Work required: Among the entries below, how many lines hold "this"? Only the number is wanted.
==*==
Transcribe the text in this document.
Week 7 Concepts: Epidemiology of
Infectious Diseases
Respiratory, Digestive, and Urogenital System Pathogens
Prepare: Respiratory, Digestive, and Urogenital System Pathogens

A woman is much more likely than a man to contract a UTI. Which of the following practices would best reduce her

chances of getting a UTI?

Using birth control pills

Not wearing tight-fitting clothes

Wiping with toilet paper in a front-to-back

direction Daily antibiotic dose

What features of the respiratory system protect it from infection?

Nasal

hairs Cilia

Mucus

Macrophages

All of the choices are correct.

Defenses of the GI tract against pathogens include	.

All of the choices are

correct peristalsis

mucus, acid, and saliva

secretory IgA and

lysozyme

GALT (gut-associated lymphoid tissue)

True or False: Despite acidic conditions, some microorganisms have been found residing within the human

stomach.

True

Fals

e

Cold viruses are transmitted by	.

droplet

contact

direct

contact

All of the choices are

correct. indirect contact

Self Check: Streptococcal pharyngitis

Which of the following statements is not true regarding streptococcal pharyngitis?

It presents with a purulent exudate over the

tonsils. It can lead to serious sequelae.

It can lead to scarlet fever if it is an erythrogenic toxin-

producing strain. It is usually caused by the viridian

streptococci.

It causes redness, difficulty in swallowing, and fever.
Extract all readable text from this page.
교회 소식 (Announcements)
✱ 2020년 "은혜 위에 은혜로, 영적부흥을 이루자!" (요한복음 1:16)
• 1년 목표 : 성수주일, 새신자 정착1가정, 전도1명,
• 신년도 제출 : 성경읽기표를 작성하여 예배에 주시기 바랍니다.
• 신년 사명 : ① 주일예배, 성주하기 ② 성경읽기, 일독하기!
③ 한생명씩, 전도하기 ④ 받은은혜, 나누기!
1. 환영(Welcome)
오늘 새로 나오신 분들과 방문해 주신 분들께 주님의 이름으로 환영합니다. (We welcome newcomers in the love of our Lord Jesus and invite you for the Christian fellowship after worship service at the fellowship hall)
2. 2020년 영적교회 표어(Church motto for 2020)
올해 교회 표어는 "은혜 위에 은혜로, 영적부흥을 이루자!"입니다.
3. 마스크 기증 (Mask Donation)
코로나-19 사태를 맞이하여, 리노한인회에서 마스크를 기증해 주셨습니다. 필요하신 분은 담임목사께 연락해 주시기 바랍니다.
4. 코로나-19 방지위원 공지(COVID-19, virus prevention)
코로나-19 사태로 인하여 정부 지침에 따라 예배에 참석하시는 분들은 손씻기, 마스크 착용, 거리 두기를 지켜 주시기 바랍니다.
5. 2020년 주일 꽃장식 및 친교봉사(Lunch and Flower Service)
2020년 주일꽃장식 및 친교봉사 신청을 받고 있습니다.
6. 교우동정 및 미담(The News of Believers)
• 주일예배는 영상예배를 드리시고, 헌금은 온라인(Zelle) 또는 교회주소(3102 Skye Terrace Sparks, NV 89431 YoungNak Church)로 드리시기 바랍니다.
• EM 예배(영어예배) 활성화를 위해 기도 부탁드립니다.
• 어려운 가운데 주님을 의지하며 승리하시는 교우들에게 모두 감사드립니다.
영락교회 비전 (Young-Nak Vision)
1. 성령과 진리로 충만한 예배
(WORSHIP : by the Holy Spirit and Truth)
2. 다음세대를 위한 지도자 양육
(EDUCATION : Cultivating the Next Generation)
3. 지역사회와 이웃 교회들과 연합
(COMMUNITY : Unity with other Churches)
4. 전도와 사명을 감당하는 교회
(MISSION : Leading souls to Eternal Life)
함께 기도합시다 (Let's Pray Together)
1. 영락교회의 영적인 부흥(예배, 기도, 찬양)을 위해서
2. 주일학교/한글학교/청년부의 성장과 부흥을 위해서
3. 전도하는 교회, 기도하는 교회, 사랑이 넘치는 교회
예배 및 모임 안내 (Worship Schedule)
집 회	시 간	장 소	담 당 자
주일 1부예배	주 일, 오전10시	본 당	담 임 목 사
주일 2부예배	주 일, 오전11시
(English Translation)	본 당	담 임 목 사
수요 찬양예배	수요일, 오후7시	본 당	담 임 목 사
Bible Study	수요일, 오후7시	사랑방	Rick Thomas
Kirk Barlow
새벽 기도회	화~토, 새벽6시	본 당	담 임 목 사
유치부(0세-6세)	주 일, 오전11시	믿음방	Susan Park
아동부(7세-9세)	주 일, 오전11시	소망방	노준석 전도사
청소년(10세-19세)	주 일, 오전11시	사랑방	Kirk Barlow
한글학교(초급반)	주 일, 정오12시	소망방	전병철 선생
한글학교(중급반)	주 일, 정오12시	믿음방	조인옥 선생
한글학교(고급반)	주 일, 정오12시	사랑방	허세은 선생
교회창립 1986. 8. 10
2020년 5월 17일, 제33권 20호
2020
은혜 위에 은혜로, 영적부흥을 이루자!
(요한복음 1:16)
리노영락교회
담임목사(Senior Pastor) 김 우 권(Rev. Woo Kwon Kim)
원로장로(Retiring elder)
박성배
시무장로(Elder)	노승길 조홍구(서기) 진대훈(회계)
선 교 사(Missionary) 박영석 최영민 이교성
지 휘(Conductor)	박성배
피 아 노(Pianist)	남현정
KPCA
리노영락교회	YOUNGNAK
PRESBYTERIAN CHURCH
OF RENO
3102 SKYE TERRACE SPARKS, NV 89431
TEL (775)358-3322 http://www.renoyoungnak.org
==*==
Response box: 2